* [Short problem]: Please write the listing below out again exactly, leaving every picture behind.

* [Dataset extract]:
....

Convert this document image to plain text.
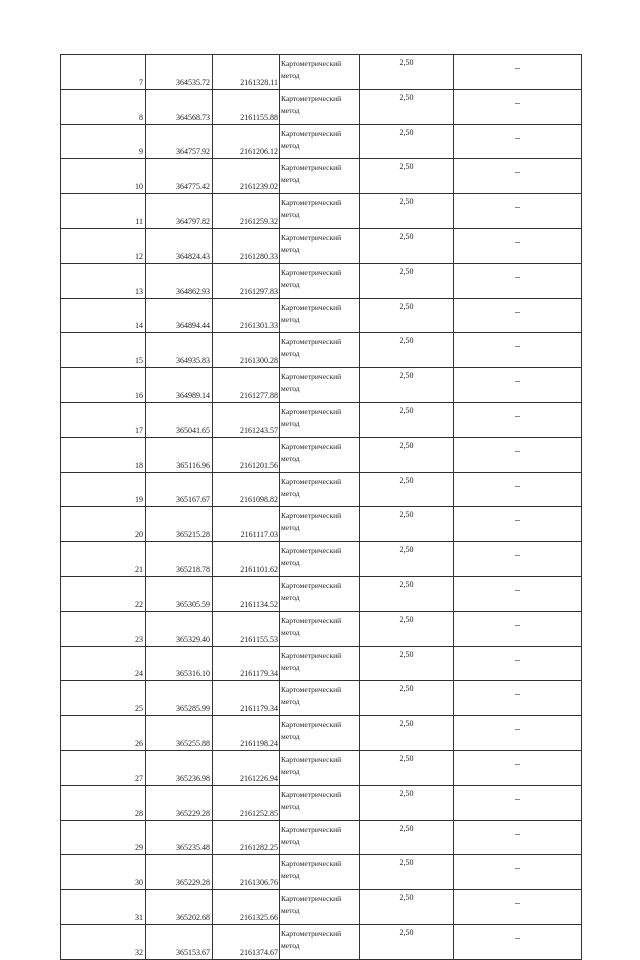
7	364535.72	2161328.11	Картометрический метод	2,50	_
8	364568.73	2161155.88	Картометрический метод	2,50	_
9	364757.92	2161206.12	Картометрический метод	2,50	_
10	364775.42	2161239.02	Картометрический метод	2,50	_
11	364797.82	2161259.32	Картометрический метод	2,50	_
12	364824.43	2161280.33	Картометрический метод	2,50	_
13	364862.93	2161297.83	Картометрический метод	2,50	_
14	364894.44	2161301.33	Картометрический метод	2,50	_
15	364935.83	2161300.28	Картометрический метод	2,50	_
16	364989.14	2161277.88	Картометрический метод	2,50	_
17	365041.65	2161243.57	Картометрический метод	2,50	_
18	365116.96	2161201.56	Картометрический метод	2,50	_
19	365167.67	2161098.82	Картометрический метод	2,50	_
20	365215.28	2161117.03	Картометрический метод	2,50	_
21	365218.78	2161101.62	Картометрический метод	2,50	_
22	365305.59	2161134.52	Картометрический метод	2,50	_
23	365329.40	2161155.53	Картометрический метод	2,50	_
24	365316.10	2161179.34	Картометрический метод	2,50	_
25	365285.99	2161179.34	Картометрический метод	2,50	_
26	365255.88	2161198.24	Картометрический метод	2,50	_
27	365236.98	2161226.94	Картометрический метод	2,50	_
28	365229.28	2161252.85	Картометрический метод	2,50	_
29	365235.48	2161282.25	Картометрический метод	2,50	_
30	365229.28	2161306.76	Картометрический метод	2,50	_
31	365202.68	2161325.66	Картометрический метод	2,50	_
32	365153.67	2161374.67	Картометрический метод	2,50	_
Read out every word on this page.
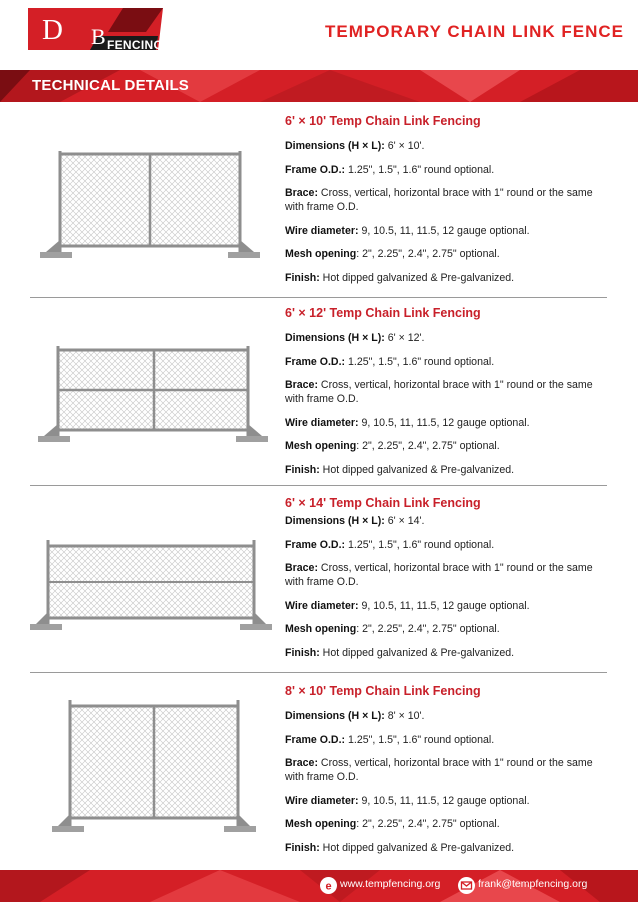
D B FENCING
TEMPORARY CHAIN LINK FENCE
TECHNICAL DETAILS
6' × 10' Temp Chain Link Fencing
Dimensions (H × L): 6' × 10'.
Frame O.D.: 1.25", 1.5", 1.6" round optional.
Brace: Cross, vertical, horizontal brace with 1" round or the same with frame O.D.
Wire diameter: 9, 10.5, 11, 11.5, 12 gauge optional.
Mesh opening: 2", 2.25", 2.4", 2.75" optional.
Finish: Hot dipped galvanized & Pre-galvanized.
6' × 12' Temp Chain Link Fencing
Dimensions (H × L): 6' × 12'.
Frame O.D.: 1.25", 1.5", 1.6" round optional.
Brace: Cross, vertical, horizontal brace with 1" round or the same with frame O.D.
Wire diameter: 9, 10.5, 11, 11.5, 12 gauge optional.
Mesh opening: 2", 2.25", 2.4", 2.75" optional.
Finish: Hot dipped galvanized & Pre-galvanized.
6' × 14' Temp Chain Link Fencing
Dimensions (H × L): 6' × 14'.
Frame O.D.: 1.25", 1.5", 1.6" round optional.
Brace: Cross, vertical, horizontal brace with 1" round or the same with frame O.D.
Wire diameter: 9, 10.5, 11, 11.5, 12 gauge optional.
Mesh opening: 2", 2.25", 2.4", 2.75" optional.
Finish: Hot dipped galvanized & Pre-galvanized.
8' × 10' Temp Chain Link Fencing
Dimensions (H × L): 8' × 10'.
Frame O.D.: 1.25", 1.5", 1.6" round optional.
Brace: Cross, vertical, horizontal brace with 1" round or the same with frame O.D.
Wire diameter: 9, 10.5, 11, 11.5, 12 gauge optional.
Mesh opening: 2", 2.25", 2.4", 2.75" optional.
Finish: Hot dipped galvanized & Pre-galvanized.
e www.tempfencing.org	frank@tempfencing.org
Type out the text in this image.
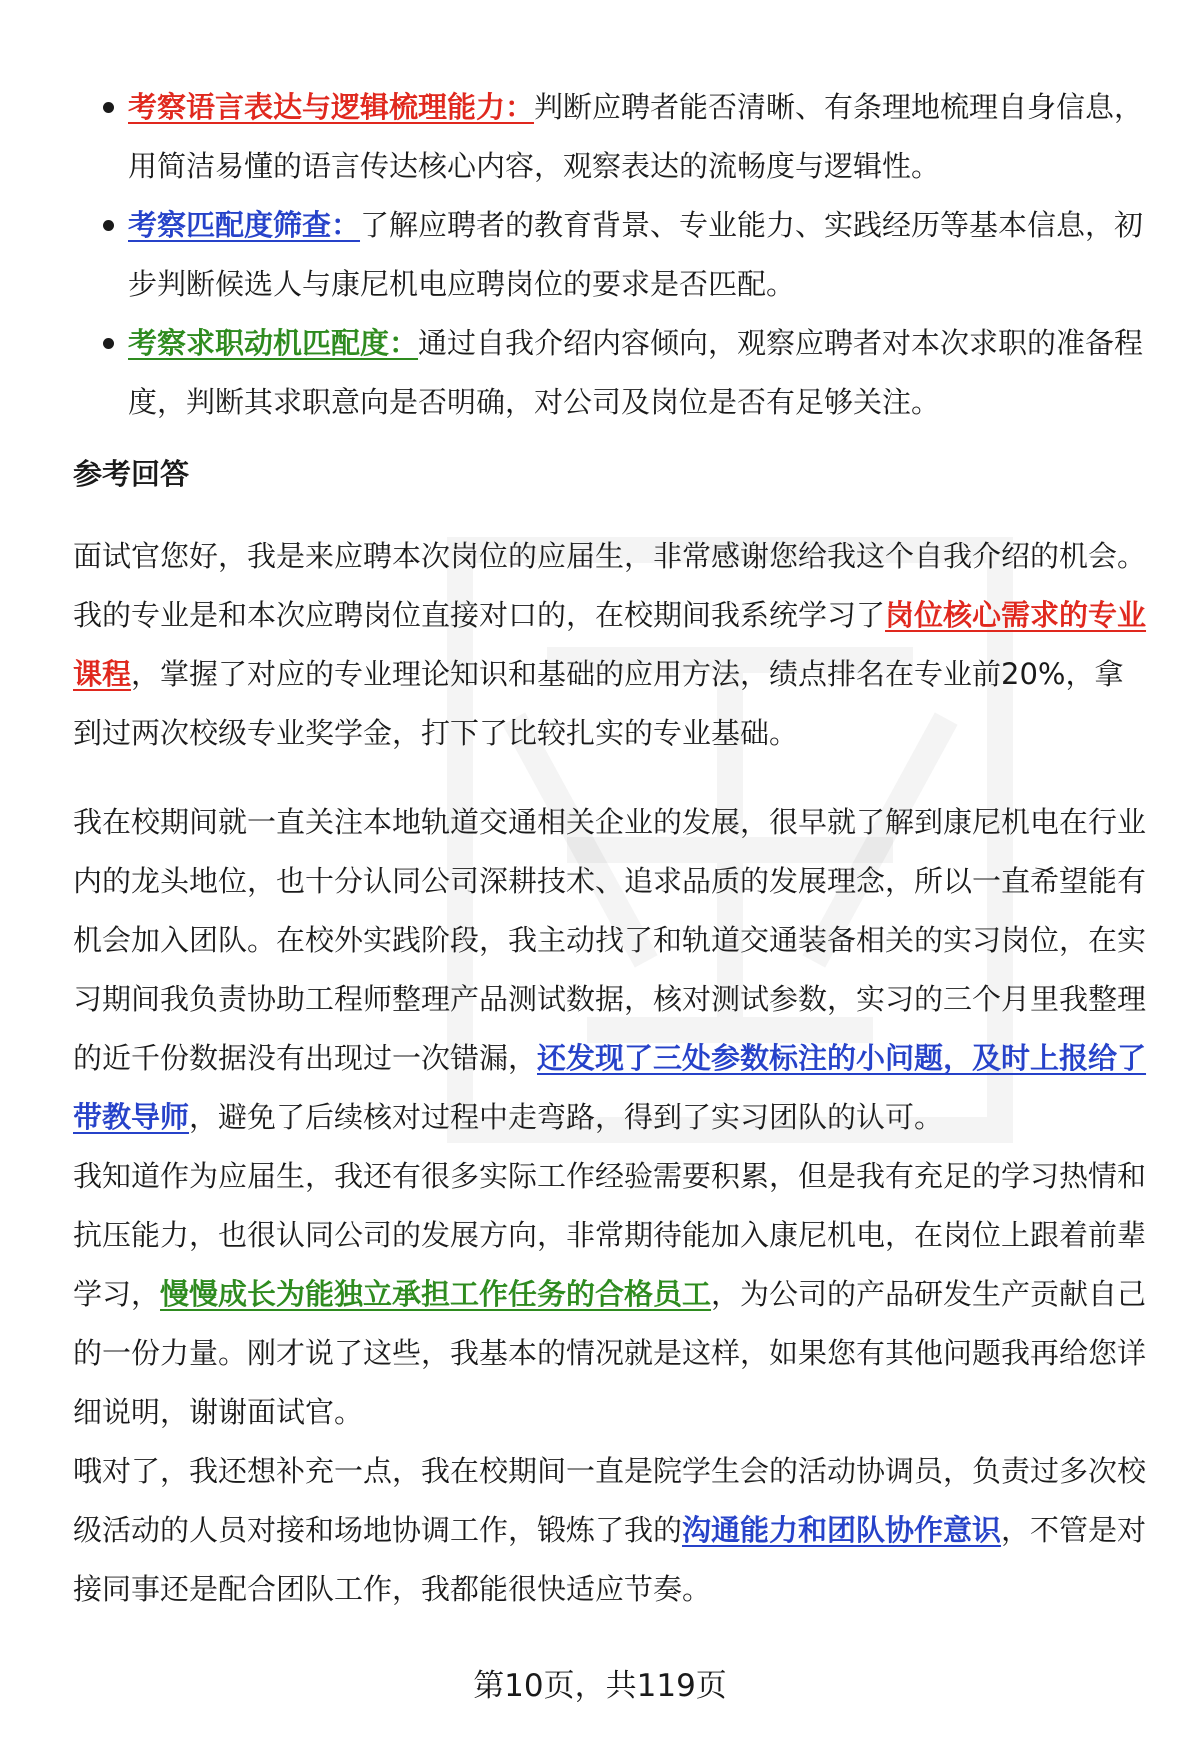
考察语言表达与逻辑梳理能力：判断应聘者能否清晰、有条理地梳理自身信息，用简洁易懂的语言传达核心内容，观察表达的流畅度与逻辑性。
考察匹配度筛查：了解应聘者的教育背景、专业能力、实践经历等基本信息，初步判断候选人与康尼机电应聘岗位的要求是否匹配。
考察求职动机匹配度：通过自我介绍内容倾向，观察应聘者对本次求职的准备程度，判断其求职意向是否明确，对公司及岗位是否有足够关注。
参考回答

面试官您好，我是来应聘本次岗位的应届生，非常感谢您给我这个自我介绍的机会。我的专业是和本次应聘岗位直接对口的，在校期间我系统学习了岗位核心需求的专业课程，掌握了对应的专业理论知识和基础的应用方法，绩点排名在专业前20%，拿到过两次校级专业奖学金，打下了比较扎实的专业基础。

我在校期间就一直关注本地轨道交通相关企业的发展，很早就了解到康尼机电在行业内的龙头地位，也十分认同公司深耕技术、追求品质的发展理念，所以一直希望能有机会加入团队。在校外实践阶段，我主动找了和轨道交通装备相关的实习岗位，在实习期间我负责协助工程师整理产品测试数据，核对测试参数，实习的三个月里我整理的近千份数据没有出现过一次错漏，还发现了三处参数标注的小问题，及时上报给了带教导师，避免了后续核对过程中走弯路，得到了实习团队的认可。

我知道作为应届生，我还有很多实际工作经验需要积累，但是我有充足的学习热情和抗压能力，也很认同公司的发展方向，非常期待能加入康尼机电，在岗位上跟着前辈学习，慢慢成长为能独立承担工作任务的合格员工，为公司的产品研发生产贡献自己的一份力量。刚才说了这些，我基本的情况就是这样，如果您有其他问题我再给您详细说明，谢谢面试官。

哦对了，我还想补充一点，我在校期间一直是院学生会的活动协调员，负责过多次校级活动的人员对接和场地协调工作，锻炼了我的沟通能力和团队协作意识，不管是对接同事还是配合团队工作，我都能很快适应节奏。

第10页，共119页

....

* [Task response]:
Convert this document image to plain text.
7	364535.72	2161328.11	Картометрический метод	2,50	_
8	364568.73	2161155.88	Картометрический метод	2,50	_
9	364757.92	2161206.12	Картометрический метод	2,50	_
10	364775.42	2161239.02	Картометрический метод	2,50	_
11	364797.82	2161259.32	Картометрический метод	2,50	_
12	364824.43	2161280.33	Картометрический метод	2,50	_
13	364862.93	2161297.83	Картометрический метод	2,50	_
14	364894.44	2161301.33	Картометрический метод	2,50	_
15	364935.83	2161300.28	Картометрический метод	2,50	_
16	364989.14	2161277.88	Картометрический метод	2,50	_
17	365041.65	2161243.57	Картометрический метод	2,50	_
18	365116.96	2161201.56	Картометрический метод	2,50	_
19	365167.67	2161098.82	Картометрический метод	2,50	_
20	365215.28	2161117.03	Картометрический метод	2,50	_
21	365218.78	2161101.62	Картометрический метод	2,50	_
22	365305.59	2161134.52	Картометрический метод	2,50	_
23	365329.40	2161155.53	Картометрический метод	2,50	_
24	365316.10	2161179.34	Картометрический метод	2,50	_
25	365285.99	2161179.34	Картометрический метод	2,50	_
26	365255.88	2161198.24	Картометрический метод	2,50	_
27	365236.98	2161226.94	Картометрический метод	2,50	_
28	365229.28	2161252.85	Картометрический метод	2,50	_
29	365235.48	2161282.25	Картометрический метод	2,50	_
30	365229.28	2161306.76	Картометрический метод	2,50	_
31	365202.68	2161325.66	Картометрический метод	2,50	_
32	365153.67	2161374.67	Картометрический метод	2,50	_
Read out every word on this page.
D B FENCING
TEMPORARY CHAIN LINK FENCE
TECHNICAL DETAILS
6' × 10' Temp Chain Link Fencing
Dimensions (H × L): 6' × 10'.
Frame O.D.: 1.25", 1.5", 1.6" round optional.
Brace: Cross, vertical, horizontal brace with 1" round or the same with frame O.D.
Wire diameter: 9, 10.5, 11, 11.5, 12 gauge optional.
Mesh opening: 2", 2.25", 2.4", 2.75" optional.
Finish: Hot dipped galvanized & Pre-galvanized.
6' × 12' Temp Chain Link Fencing
Dimensions (H × L): 6' × 12'.
Frame O.D.: 1.25", 1.5", 1.6" round optional.
Brace: Cross, vertical, horizontal brace with 1" round or the same with frame O.D.
Wire diameter: 9, 10.5, 11, 11.5, 12 gauge optional.
Mesh opening: 2", 2.25", 2.4", 2.75" optional.
Finish: Hot dipped galvanized & Pre-galvanized.
6' × 14' Temp Chain Link Fencing
Dimensions (H × L): 6' × 14'.
Frame O.D.: 1.25", 1.5", 1.6" round optional.
Brace: Cross, vertical, horizontal brace with 1" round or the same with frame O.D.
Wire diameter: 9, 10.5, 11, 11.5, 12 gauge optional.
Mesh opening: 2", 2.25", 2.4", 2.75" optional.
Finish: Hot dipped galvanized & Pre-galvanized.
8' × 10' Temp Chain Link Fencing
Dimensions (H × L): 8' × 10'.
Frame O.D.: 1.25", 1.5", 1.6" round optional.
Brace: Cross, vertical, horizontal brace with 1" round or the same with frame O.D.
Wire diameter: 9, 10.5, 11, 11.5, 12 gauge optional.
Mesh opening: 2", 2.25", 2.4", 2.75" optional.
Finish: Hot dipped galvanized & Pre-galvanized.
e www.tempfencing.org	frank@tempfencing.org
Type out the text in this image.
考察语言表达与逻辑梳理能力：判断应聘者能否清晰、有条理地梳理自身信息，用简洁易懂的语言传达核心内容，观察表达的流畅度与逻辑性。
考察匹配度筛查：了解应聘者的教育背景、专业能力、实践经历等基本信息，初步判断候选人与康尼机电应聘岗位的要求是否匹配。
考察求职动机匹配度：通过自我介绍内容倾向，观察应聘者对本次求职的准备程度，判断其求职意向是否明确，对公司及岗位是否有足够关注。
参考回答

面试官您好，我是来应聘本次岗位的应届生，非常感谢您给我这个自我介绍的机会。我的专业是和本次应聘岗位直接对口的，在校期间我系统学习了岗位核心需求的专业课程，掌握了对应的专业理论知识和基础的应用方法，绩点排名在专业前20%，拿到过两次校级专业奖学金，打下了比较扎实的专业基础。

我在校期间就一直关注本地轨道交通相关企业的发展，很早就了解到康尼机电在行业内的龙头地位，也十分认同公司深耕技术、追求品质的发展理念，所以一直希望能有机会加入团队。在校外实践阶段，我主动找了和轨道交通装备相关的实习岗位，在实习期间我负责协助工程师整理产品测试数据，核对测试参数，实习的三个月里我整理的近千份数据没有出现过一次错漏，还发现了三处参数标注的小问题，及时上报给了带教导师，避免了后续核对过程中走弯路，得到了实习团队的认可。

我知道作为应届生，我还有很多实际工作经验需要积累，但是我有充足的学习热情和抗压能力，也很认同公司的发展方向，非常期待能加入康尼机电，在岗位上跟着前辈学习，慢慢成长为能独立承担工作任务的合格员工，为公司的产品研发生产贡献自己的一份力量。刚才说了这些，我基本的情况就是这样，如果您有其他问题我再给您详细说明，谢谢面试官。

哦对了，我还想补充一点，我在校期间一直是院学生会的活动协调员，负责过多次校级活动的人员对接和场地协调工作，锻炼了我的沟通能力和团队协作意识，不管是对接同事还是配合团队工作，我都能很快适应节奏。

第10页，共119页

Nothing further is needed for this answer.